(Written request) Look for "Chem" in each line of the entries, and return the matching lines.

"""

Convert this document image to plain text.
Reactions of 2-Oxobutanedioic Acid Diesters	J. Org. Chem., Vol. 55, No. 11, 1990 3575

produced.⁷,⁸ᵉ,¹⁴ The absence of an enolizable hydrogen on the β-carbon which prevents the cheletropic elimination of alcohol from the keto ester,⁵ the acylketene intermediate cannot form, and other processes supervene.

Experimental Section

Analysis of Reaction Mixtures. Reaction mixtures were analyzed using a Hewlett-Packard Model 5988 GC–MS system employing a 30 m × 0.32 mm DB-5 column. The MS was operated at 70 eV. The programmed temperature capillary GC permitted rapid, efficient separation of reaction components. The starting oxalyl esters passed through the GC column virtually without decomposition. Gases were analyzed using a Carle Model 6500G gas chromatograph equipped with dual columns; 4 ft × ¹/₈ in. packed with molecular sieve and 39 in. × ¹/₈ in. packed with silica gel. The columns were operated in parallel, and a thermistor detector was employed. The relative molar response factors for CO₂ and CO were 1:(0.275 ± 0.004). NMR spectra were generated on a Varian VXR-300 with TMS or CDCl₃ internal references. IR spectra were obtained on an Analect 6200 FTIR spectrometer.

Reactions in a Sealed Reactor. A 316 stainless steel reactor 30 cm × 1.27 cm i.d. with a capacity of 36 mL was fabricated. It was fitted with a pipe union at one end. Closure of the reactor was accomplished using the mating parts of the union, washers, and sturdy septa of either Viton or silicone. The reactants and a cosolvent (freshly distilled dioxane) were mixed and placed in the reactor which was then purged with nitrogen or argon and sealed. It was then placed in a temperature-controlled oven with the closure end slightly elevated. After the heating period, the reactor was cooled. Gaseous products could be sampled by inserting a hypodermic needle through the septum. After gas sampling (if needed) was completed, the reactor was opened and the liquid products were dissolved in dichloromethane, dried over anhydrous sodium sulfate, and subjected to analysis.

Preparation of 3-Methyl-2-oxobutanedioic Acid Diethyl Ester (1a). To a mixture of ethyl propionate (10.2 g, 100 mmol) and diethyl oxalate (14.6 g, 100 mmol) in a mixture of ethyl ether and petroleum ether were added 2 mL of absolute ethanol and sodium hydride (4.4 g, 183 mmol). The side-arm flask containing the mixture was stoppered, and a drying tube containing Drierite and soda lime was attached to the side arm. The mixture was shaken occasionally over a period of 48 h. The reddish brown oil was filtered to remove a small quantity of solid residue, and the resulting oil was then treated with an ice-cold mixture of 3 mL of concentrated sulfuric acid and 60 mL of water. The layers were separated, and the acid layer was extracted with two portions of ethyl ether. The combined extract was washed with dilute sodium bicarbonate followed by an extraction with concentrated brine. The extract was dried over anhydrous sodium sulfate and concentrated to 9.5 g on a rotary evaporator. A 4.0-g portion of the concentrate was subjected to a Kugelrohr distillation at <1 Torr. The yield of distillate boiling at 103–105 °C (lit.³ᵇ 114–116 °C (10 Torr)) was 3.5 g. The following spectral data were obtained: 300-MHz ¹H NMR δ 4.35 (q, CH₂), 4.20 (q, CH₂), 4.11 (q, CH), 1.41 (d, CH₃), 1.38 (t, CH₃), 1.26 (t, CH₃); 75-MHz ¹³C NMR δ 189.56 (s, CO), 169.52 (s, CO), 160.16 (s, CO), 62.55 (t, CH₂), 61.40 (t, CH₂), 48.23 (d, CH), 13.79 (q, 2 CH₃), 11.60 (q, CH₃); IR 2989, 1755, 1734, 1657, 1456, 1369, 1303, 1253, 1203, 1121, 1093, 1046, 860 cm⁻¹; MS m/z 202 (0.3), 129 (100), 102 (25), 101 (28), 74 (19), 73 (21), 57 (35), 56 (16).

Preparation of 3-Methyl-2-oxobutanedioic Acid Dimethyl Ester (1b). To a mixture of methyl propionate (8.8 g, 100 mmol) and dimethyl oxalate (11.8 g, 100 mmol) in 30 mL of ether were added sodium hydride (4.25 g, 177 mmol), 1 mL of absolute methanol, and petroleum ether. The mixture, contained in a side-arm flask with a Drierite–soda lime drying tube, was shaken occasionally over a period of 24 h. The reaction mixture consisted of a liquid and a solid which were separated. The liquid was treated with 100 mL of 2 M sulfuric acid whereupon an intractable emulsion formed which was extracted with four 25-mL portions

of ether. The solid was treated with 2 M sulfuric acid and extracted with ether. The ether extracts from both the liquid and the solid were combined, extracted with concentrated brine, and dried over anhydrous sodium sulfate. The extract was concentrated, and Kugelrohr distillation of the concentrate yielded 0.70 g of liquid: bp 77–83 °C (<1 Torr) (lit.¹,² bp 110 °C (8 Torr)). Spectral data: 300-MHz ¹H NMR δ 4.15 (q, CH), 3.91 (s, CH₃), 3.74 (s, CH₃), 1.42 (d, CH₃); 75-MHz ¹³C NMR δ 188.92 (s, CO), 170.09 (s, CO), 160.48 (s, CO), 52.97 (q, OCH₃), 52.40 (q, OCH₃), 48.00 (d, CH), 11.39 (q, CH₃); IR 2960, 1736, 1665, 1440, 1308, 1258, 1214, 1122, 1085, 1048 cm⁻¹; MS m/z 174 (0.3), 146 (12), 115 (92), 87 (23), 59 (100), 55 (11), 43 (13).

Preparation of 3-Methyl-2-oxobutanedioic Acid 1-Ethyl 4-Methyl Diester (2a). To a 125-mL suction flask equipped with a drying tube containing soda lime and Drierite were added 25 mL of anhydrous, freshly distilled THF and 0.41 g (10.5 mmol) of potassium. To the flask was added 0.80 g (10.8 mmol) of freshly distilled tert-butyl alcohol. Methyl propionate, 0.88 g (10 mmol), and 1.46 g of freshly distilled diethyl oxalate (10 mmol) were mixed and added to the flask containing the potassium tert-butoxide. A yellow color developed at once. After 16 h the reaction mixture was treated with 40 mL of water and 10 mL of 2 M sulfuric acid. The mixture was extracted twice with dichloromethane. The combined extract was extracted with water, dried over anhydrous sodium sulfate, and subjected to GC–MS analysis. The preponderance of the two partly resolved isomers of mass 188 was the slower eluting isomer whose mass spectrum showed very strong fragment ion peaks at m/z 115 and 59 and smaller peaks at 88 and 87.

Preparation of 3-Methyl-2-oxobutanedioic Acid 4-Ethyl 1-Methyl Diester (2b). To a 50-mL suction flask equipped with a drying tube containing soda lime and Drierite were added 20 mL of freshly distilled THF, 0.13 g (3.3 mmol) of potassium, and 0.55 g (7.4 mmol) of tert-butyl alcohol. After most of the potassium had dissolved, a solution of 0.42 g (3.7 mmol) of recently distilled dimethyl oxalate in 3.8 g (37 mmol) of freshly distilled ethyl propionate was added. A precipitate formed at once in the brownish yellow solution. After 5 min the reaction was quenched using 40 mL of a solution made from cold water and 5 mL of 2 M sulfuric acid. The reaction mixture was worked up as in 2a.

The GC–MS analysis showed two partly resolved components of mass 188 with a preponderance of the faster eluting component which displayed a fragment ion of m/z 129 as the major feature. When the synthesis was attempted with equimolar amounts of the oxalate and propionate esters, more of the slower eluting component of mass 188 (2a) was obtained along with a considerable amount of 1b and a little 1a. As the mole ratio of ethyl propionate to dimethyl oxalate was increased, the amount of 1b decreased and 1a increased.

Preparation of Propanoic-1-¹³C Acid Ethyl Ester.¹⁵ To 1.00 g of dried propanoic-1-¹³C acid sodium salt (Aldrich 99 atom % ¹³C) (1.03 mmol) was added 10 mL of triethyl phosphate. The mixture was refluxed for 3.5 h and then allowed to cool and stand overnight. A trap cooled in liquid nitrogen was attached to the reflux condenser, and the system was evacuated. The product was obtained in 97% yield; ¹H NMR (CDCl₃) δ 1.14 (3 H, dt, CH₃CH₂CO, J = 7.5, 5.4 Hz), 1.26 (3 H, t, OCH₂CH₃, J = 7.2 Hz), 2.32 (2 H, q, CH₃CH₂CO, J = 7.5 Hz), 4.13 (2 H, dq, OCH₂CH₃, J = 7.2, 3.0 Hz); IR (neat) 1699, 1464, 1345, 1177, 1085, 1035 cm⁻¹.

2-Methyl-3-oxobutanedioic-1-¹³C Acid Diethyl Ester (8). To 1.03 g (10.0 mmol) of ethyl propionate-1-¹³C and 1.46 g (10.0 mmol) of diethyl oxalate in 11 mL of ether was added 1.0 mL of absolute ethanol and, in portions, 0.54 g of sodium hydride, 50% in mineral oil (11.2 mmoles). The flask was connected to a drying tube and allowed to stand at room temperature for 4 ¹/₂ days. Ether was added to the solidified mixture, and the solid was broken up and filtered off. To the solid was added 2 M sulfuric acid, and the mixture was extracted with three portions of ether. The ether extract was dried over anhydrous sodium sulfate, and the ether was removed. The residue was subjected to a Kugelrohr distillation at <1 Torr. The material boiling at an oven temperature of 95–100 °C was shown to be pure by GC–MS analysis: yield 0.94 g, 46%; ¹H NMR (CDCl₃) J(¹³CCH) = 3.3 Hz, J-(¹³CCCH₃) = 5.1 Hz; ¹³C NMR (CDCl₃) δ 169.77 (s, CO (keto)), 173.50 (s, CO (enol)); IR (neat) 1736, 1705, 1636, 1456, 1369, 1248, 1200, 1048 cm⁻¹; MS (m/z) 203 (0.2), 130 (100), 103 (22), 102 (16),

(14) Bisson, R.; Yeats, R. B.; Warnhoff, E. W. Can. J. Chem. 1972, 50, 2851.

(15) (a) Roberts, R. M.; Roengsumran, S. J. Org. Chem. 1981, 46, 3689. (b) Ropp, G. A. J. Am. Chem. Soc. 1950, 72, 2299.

"""

(Output below)
Reactions of 2-Oxobutanedioic Acid Diesters	J. Org. Chem., Vol. 55, No. 11, 1990 3575
(14) Bisson, R.; Yeats, R. B.; Warnhoff, E. W. Can. J. Chem. 1972, 50, 2851.
(15) (a) Roberts, R. M.; Roengsumran, S. J. Org. Chem. 1981, 46, 3689. (b) Ropp, G. A. J. Am. Chem. Soc. 1950, 72, 2299.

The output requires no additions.